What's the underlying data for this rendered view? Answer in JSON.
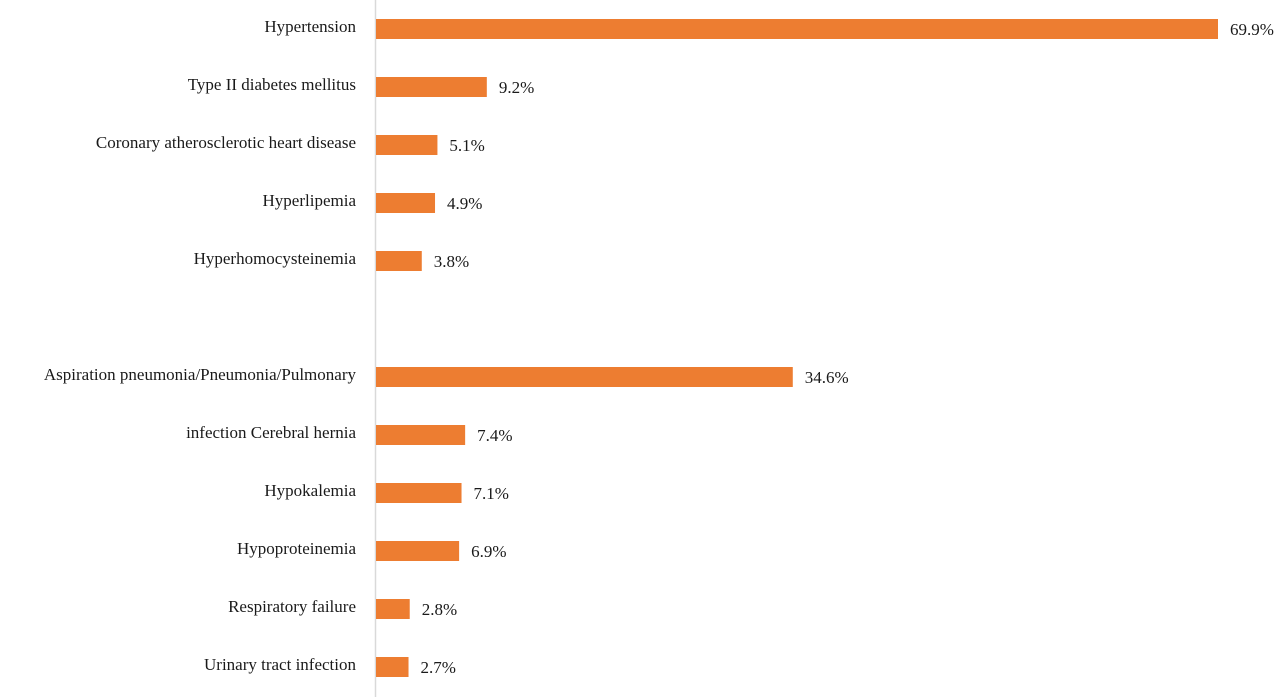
{
  "chart_data": {
    "type": "bar",
    "orientation": "horizontal",
    "categories": [
      "Hypertension",
      "Type II diabetes mellitus",
      "Coronary atherosclerotic heart disease",
      "Hyperlipemia",
      "Hyperhomocysteinemia",
      "",
      "Aspiration pneumonia/Pneumonia/Pulmonary",
      "infection Cerebral hernia",
      "Hypokalemia",
      "Hypoproteinemia",
      "Respiratory failure",
      "Urinary tract infection"
    ],
    "values": [
      69.9,
      9.2,
      5.1,
      4.9,
      3.8,
      null,
      34.6,
      7.4,
      7.1,
      6.9,
      2.8,
      2.7
    ],
    "value_labels": [
      "69.9%",
      "9.2%",
      "5.1%",
      "4.9%",
      "3.8%",
      "",
      "34.6%",
      "7.4%",
      "7.1%",
      "6.9%",
      "2.8%",
      "2.7%"
    ],
    "title": "",
    "xlabel": "",
    "ylabel": "",
    "xlim": [
      0,
      70
    ],
    "grid": false,
    "legend": "none",
    "colors": {
      "bar": "#ED7D31",
      "axis": "#D9D9D9",
      "text": "#1a1a1a"
    }
  }
}
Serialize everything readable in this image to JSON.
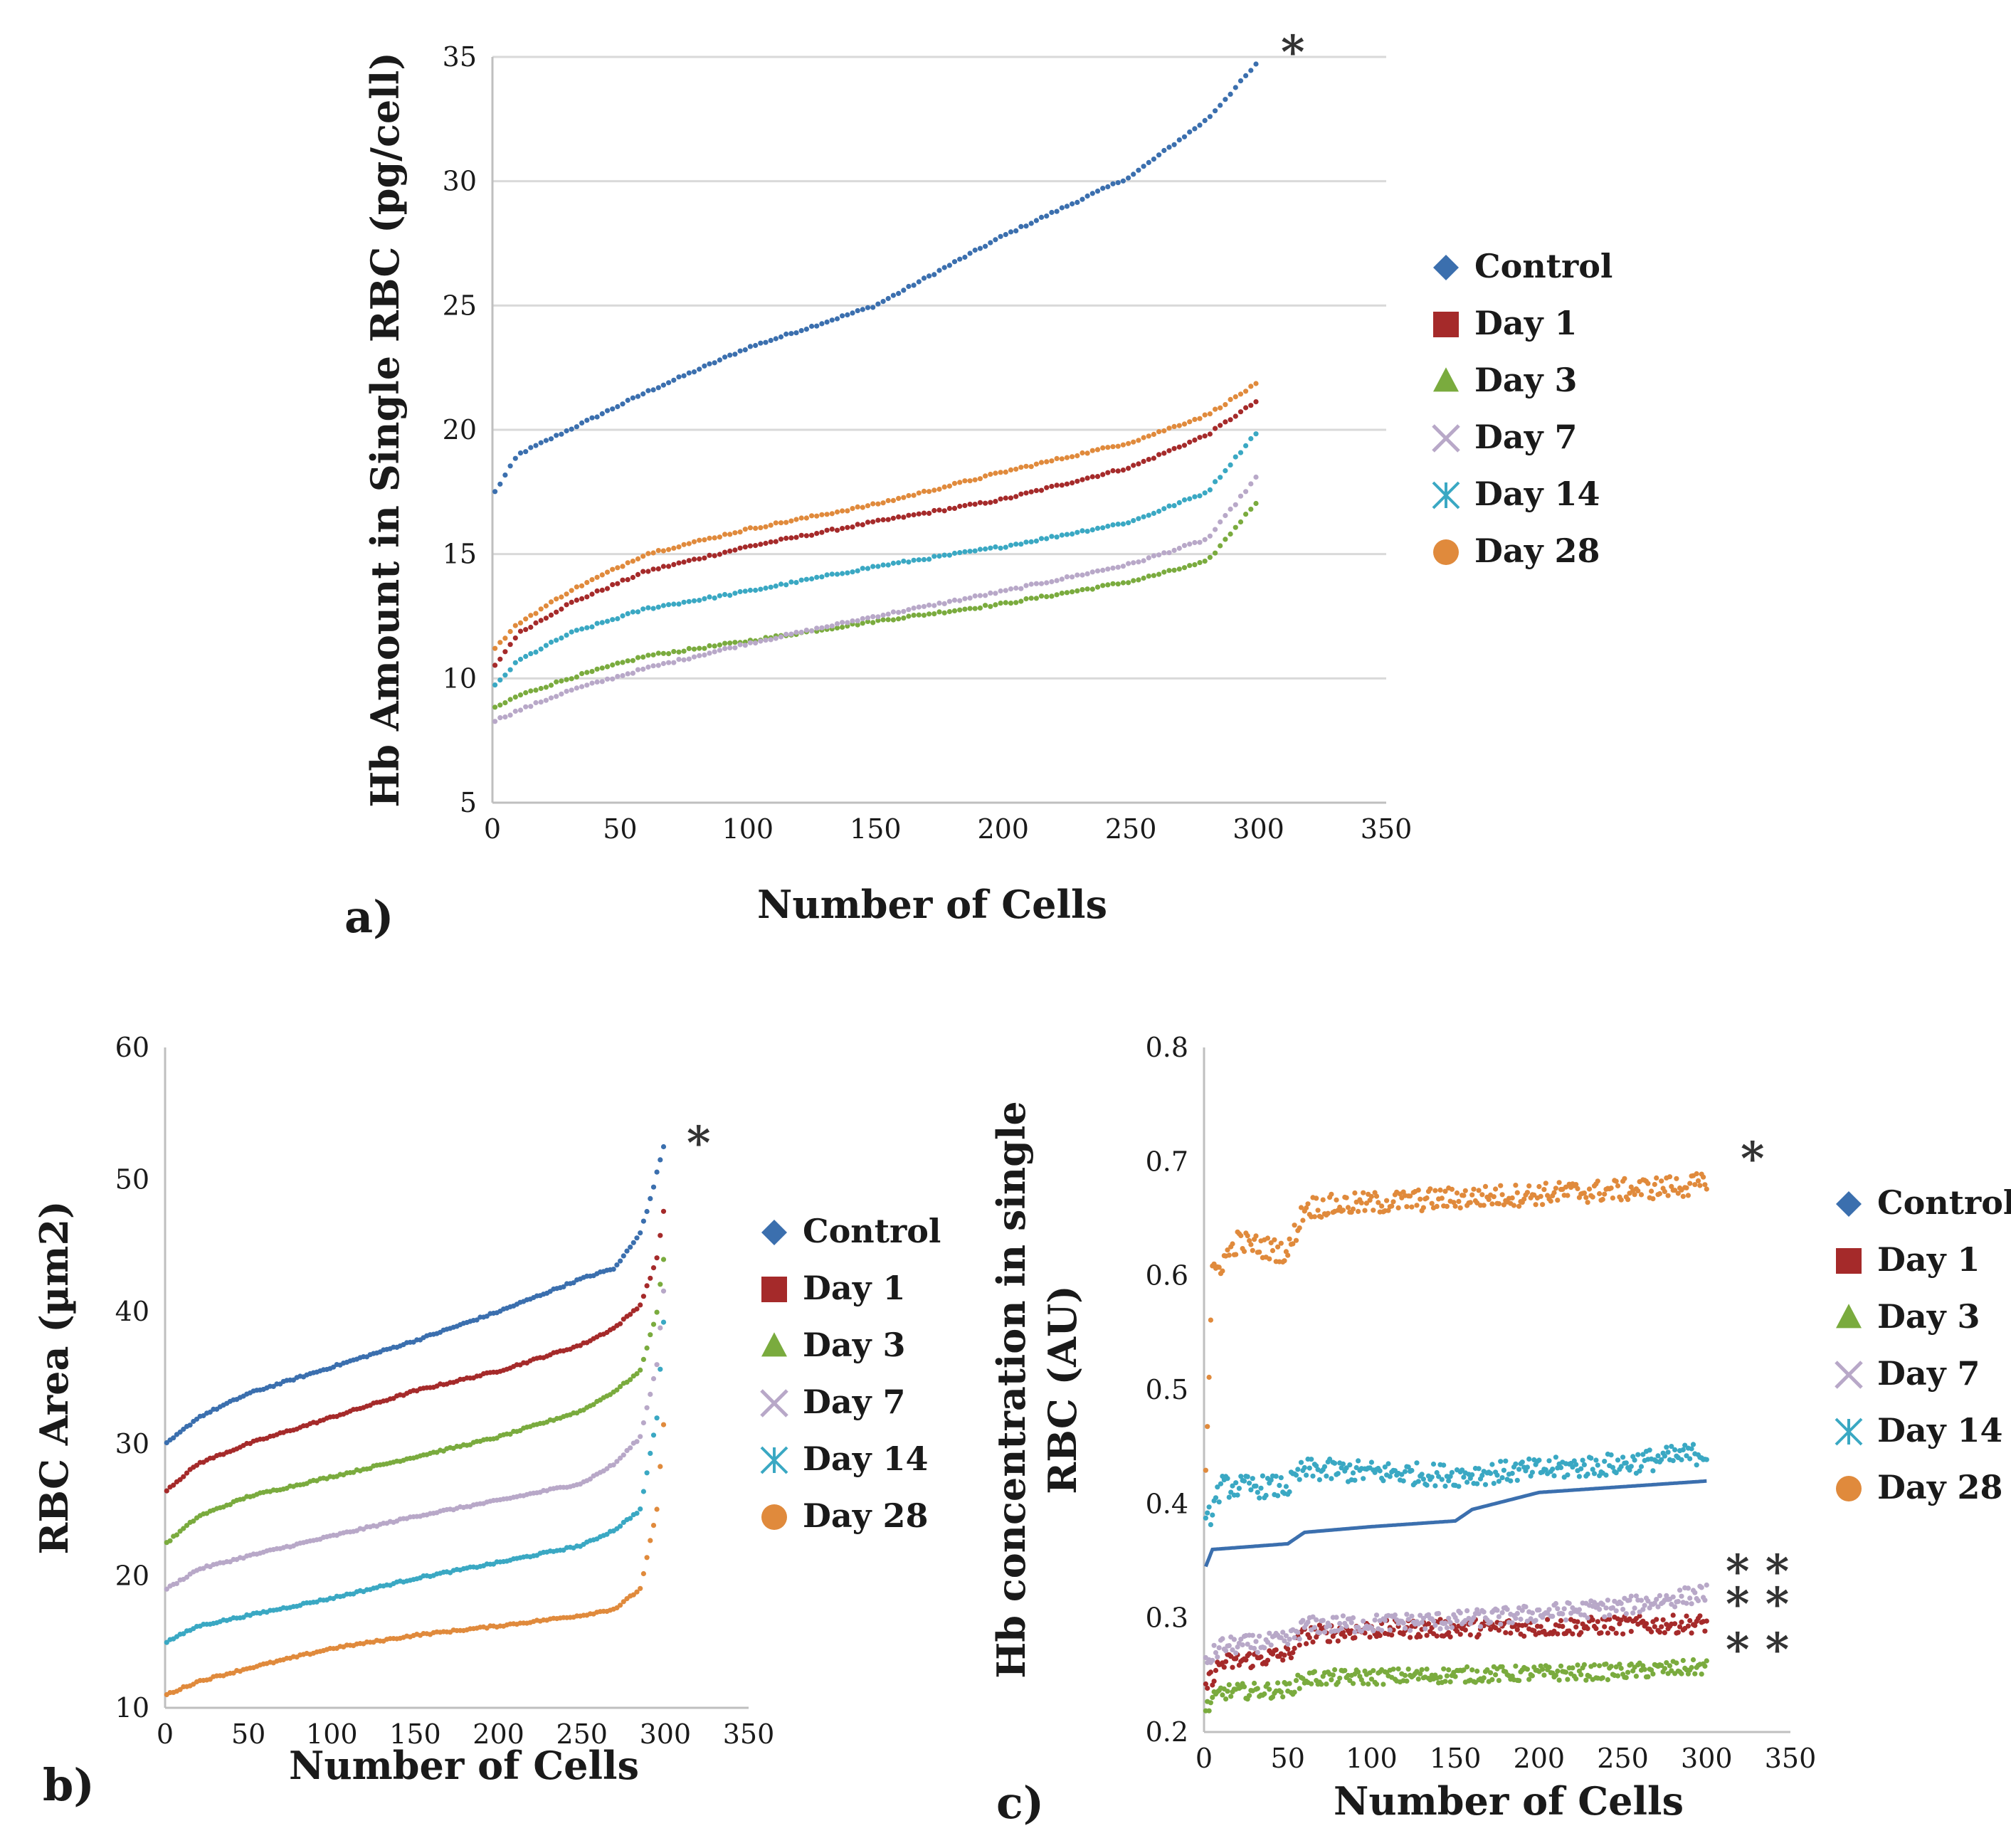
{
  "figure": {
    "legend": [
      {
        "label": "Control",
        "color": "#3b6fae",
        "marker": "diamond"
      },
      {
        "label": "Day 1",
        "color": "#a52a2a",
        "marker": "square"
      },
      {
        "label": "Day 3",
        "color": "#7aab3e",
        "marker": "triangle"
      },
      {
        "label": "Day 7",
        "color": "#b8a8c8",
        "marker": "cross"
      },
      {
        "label": "Day 14",
        "color": "#3aa8c3",
        "marker": "asterisk"
      },
      {
        "label": "Day 28",
        "color": "#e08a3c",
        "marker": "circle"
      }
    ]
  },
  "chart_data": [
    {
      "id": "a",
      "panel_label": "a)",
      "type": "scatter",
      "xlabel": "Number of Cells",
      "ylabel": "Hb Amount in Single RBC (pg/cell)",
      "xlim": [
        0,
        350
      ],
      "ylim": [
        5,
        35
      ],
      "xticks": [
        0,
        50,
        100,
        150,
        200,
        250,
        300,
        350
      ],
      "yticks": [
        5,
        10,
        15,
        20,
        25,
        30,
        35
      ],
      "gridlines": true,
      "n_points": 300,
      "annotations": [
        {
          "text": "*",
          "x": 305,
          "y": 35
        }
      ],
      "series": [
        {
          "name": "Control",
          "curve": [
            [
              1,
              17.5
            ],
            [
              10,
              19
            ],
            [
              30,
              20
            ],
            [
              60,
              21.5
            ],
            [
              100,
              23.3
            ],
            [
              150,
              25
            ],
            [
              200,
              27.8
            ],
            [
              250,
              30.2
            ],
            [
              280,
              32.5
            ],
            [
              300,
              34.8
            ]
          ]
        },
        {
          "name": "Day 1",
          "curve": [
            [
              1,
              10.5
            ],
            [
              10,
              11.8
            ],
            [
              30,
              13
            ],
            [
              60,
              14.3
            ],
            [
              100,
              15.3
            ],
            [
              150,
              16.3
            ],
            [
              200,
              17.2
            ],
            [
              250,
              18.5
            ],
            [
              280,
              19.8
            ],
            [
              300,
              21.2
            ]
          ]
        },
        {
          "name": "Day 3",
          "curve": [
            [
              1,
              8.8
            ],
            [
              10,
              9.3
            ],
            [
              30,
              10
            ],
            [
              60,
              10.9
            ],
            [
              100,
              11.5
            ],
            [
              150,
              12.3
            ],
            [
              200,
              13
            ],
            [
              250,
              13.9
            ],
            [
              280,
              14.7
            ],
            [
              300,
              17.2
            ]
          ]
        },
        {
          "name": "Day 7",
          "curve": [
            [
              1,
              8.3
            ],
            [
              10,
              8.7
            ],
            [
              30,
              9.5
            ],
            [
              60,
              10.4
            ],
            [
              100,
              11.4
            ],
            [
              150,
              12.5
            ],
            [
              200,
              13.5
            ],
            [
              250,
              14.6
            ],
            [
              280,
              15.6
            ],
            [
              300,
              18.2
            ]
          ]
        },
        {
          "name": "Day 14",
          "curve": [
            [
              1,
              9.7
            ],
            [
              10,
              10.7
            ],
            [
              30,
              11.8
            ],
            [
              60,
              12.8
            ],
            [
              100,
              13.5
            ],
            [
              150,
              14.5
            ],
            [
              200,
              15.3
            ],
            [
              250,
              16.3
            ],
            [
              280,
              17.5
            ],
            [
              300,
              20
            ]
          ]
        },
        {
          "name": "Day 28",
          "curve": [
            [
              1,
              11.2
            ],
            [
              10,
              12.2
            ],
            [
              30,
              13.5
            ],
            [
              60,
              15
            ],
            [
              100,
              16
            ],
            [
              150,
              17
            ],
            [
              200,
              18.3
            ],
            [
              250,
              19.5
            ],
            [
              280,
              20.6
            ],
            [
              300,
              21.9
            ]
          ]
        }
      ]
    },
    {
      "id": "b",
      "panel_label": "b)",
      "type": "scatter",
      "xlabel": "Number of Cells",
      "ylabel": "RBC  Area (µm2)",
      "xlim": [
        0,
        350
      ],
      "ylim": [
        10,
        60
      ],
      "xticks": [
        0,
        50,
        100,
        150,
        200,
        250,
        300,
        350
      ],
      "yticks": [
        10,
        20,
        30,
        40,
        50,
        60
      ],
      "gridlines": false,
      "n_points": 300,
      "annotations": [
        {
          "text": "*",
          "x": 305,
          "y": 52.5
        }
      ],
      "series": [
        {
          "name": "Control",
          "curve": [
            [
              1,
              30
            ],
            [
              20,
              32
            ],
            [
              50,
              33.8
            ],
            [
              100,
              35.8
            ],
            [
              150,
              37.8
            ],
            [
              200,
              40
            ],
            [
              250,
              42.5
            ],
            [
              270,
              43.3
            ],
            [
              285,
              46
            ],
            [
              290,
              48
            ],
            [
              300,
              53
            ]
          ]
        },
        {
          "name": "Day 1",
          "curve": [
            [
              1,
              26.5
            ],
            [
              20,
              28.5
            ],
            [
              50,
              30
            ],
            [
              100,
              32
            ],
            [
              150,
              34
            ],
            [
              200,
              35.5
            ],
            [
              250,
              37.5
            ],
            [
              270,
              38.8
            ],
            [
              285,
              40.5
            ],
            [
              295,
              44
            ],
            [
              300,
              48.5
            ]
          ]
        },
        {
          "name": "Day 3",
          "curve": [
            [
              1,
              22.5
            ],
            [
              20,
              24.5
            ],
            [
              50,
              26
            ],
            [
              100,
              27.5
            ],
            [
              150,
              29
            ],
            [
              200,
              30.5
            ],
            [
              250,
              32.5
            ],
            [
              270,
              34
            ],
            [
              285,
              35.5
            ],
            [
              295,
              40
            ],
            [
              300,
              45
            ]
          ]
        },
        {
          "name": "Day 7",
          "curve": [
            [
              1,
              19
            ],
            [
              20,
              20.5
            ],
            [
              50,
              21.5
            ],
            [
              100,
              23
            ],
            [
              150,
              24.5
            ],
            [
              200,
              25.7
            ],
            [
              250,
              27
            ],
            [
              270,
              28.5
            ],
            [
              285,
              30.5
            ],
            [
              295,
              36
            ],
            [
              300,
              43
            ]
          ]
        },
        {
          "name": "Day 14",
          "curve": [
            [
              1,
              15
            ],
            [
              20,
              16.2
            ],
            [
              50,
              17
            ],
            [
              100,
              18.3
            ],
            [
              150,
              19.8
            ],
            [
              200,
              21
            ],
            [
              250,
              22.3
            ],
            [
              270,
              23.5
            ],
            [
              285,
              25
            ],
            [
              295,
              32
            ],
            [
              300,
              41
            ]
          ]
        },
        {
          "name": "Day 28",
          "curve": [
            [
              1,
              11
            ],
            [
              20,
              12
            ],
            [
              50,
              13
            ],
            [
              100,
              14.5
            ],
            [
              150,
              15.5
            ],
            [
              200,
              16.2
            ],
            [
              250,
              17
            ],
            [
              270,
              17.5
            ],
            [
              285,
              19
            ],
            [
              295,
              25
            ],
            [
              300,
              33
            ]
          ]
        }
      ]
    },
    {
      "id": "c",
      "panel_label": "c)",
      "type": "scatter",
      "xlabel": "Number of Cells",
      "ylabel": "Hb concentration in single RBC (AU)",
      "ylabel_lines": [
        "Hb concentration in single",
        "RBC (AU)"
      ],
      "xlim": [
        0,
        350
      ],
      "ylim": [
        0.2,
        0.8
      ],
      "xticks": [
        0,
        50,
        100,
        150,
        200,
        250,
        300,
        350
      ],
      "yticks": [
        0.2,
        0.3,
        0.4,
        0.5,
        0.6,
        0.7,
        0.8
      ],
      "gridlines": false,
      "n_points": 300,
      "annotations": [
        {
          "text": "*",
          "x": 308,
          "y": 0.685
        },
        {
          "text": "* *",
          "x": 305,
          "y": 0.322
        },
        {
          "text": "* *",
          "x": 305,
          "y": 0.295
        },
        {
          "text": "* *",
          "x": 305,
          "y": 0.257
        }
      ],
      "series": [
        {
          "name": "Control",
          "style": "line",
          "curve": [
            [
              1,
              0.345
            ],
            [
              5,
              0.36
            ],
            [
              50,
              0.365
            ],
            [
              60,
              0.375
            ],
            [
              100,
              0.38
            ],
            [
              150,
              0.385
            ],
            [
              160,
              0.395
            ],
            [
              200,
              0.41
            ],
            [
              250,
              0.415
            ],
            [
              300,
              0.42
            ]
          ]
        },
        {
          "name": "Day 1",
          "jitter": 0.008,
          "curve": [
            [
              1,
              0.24
            ],
            [
              10,
              0.26
            ],
            [
              50,
              0.268
            ],
            [
              60,
              0.285
            ],
            [
              100,
              0.29
            ],
            [
              200,
              0.292
            ],
            [
              300,
              0.295
            ]
          ]
        },
        {
          "name": "Day 3",
          "jitter": 0.007,
          "curve": [
            [
              1,
              0.22
            ],
            [
              10,
              0.235
            ],
            [
              50,
              0.237
            ],
            [
              60,
              0.247
            ],
            [
              150,
              0.25
            ],
            [
              250,
              0.253
            ],
            [
              300,
              0.257
            ]
          ]
        },
        {
          "name": "Day 7",
          "jitter": 0.008,
          "curve": [
            [
              1,
              0.26
            ],
            [
              10,
              0.275
            ],
            [
              50,
              0.28
            ],
            [
              60,
              0.293
            ],
            [
              150,
              0.298
            ],
            [
              250,
              0.31
            ],
            [
              300,
              0.322
            ]
          ]
        },
        {
          "name": "Day 14",
          "jitter": 0.01,
          "curve": [
            [
              1,
              0.38
            ],
            [
              10,
              0.415
            ],
            [
              50,
              0.415
            ],
            [
              60,
              0.43
            ],
            [
              150,
              0.425
            ],
            [
              250,
              0.435
            ],
            [
              300,
              0.445
            ]
          ]
        },
        {
          "name": "Day 28",
          "jitter": 0.01,
          "curve": [
            [
              1,
              0.43
            ],
            [
              5,
              0.6
            ],
            [
              20,
              0.63
            ],
            [
              50,
              0.62
            ],
            [
              60,
              0.66
            ],
            [
              150,
              0.668
            ],
            [
              250,
              0.675
            ],
            [
              300,
              0.68
            ]
          ]
        }
      ]
    }
  ]
}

Exercise goal>
Only the number is needed: please work out how many lines in the data contain the string "concentration".

Expected answer>
2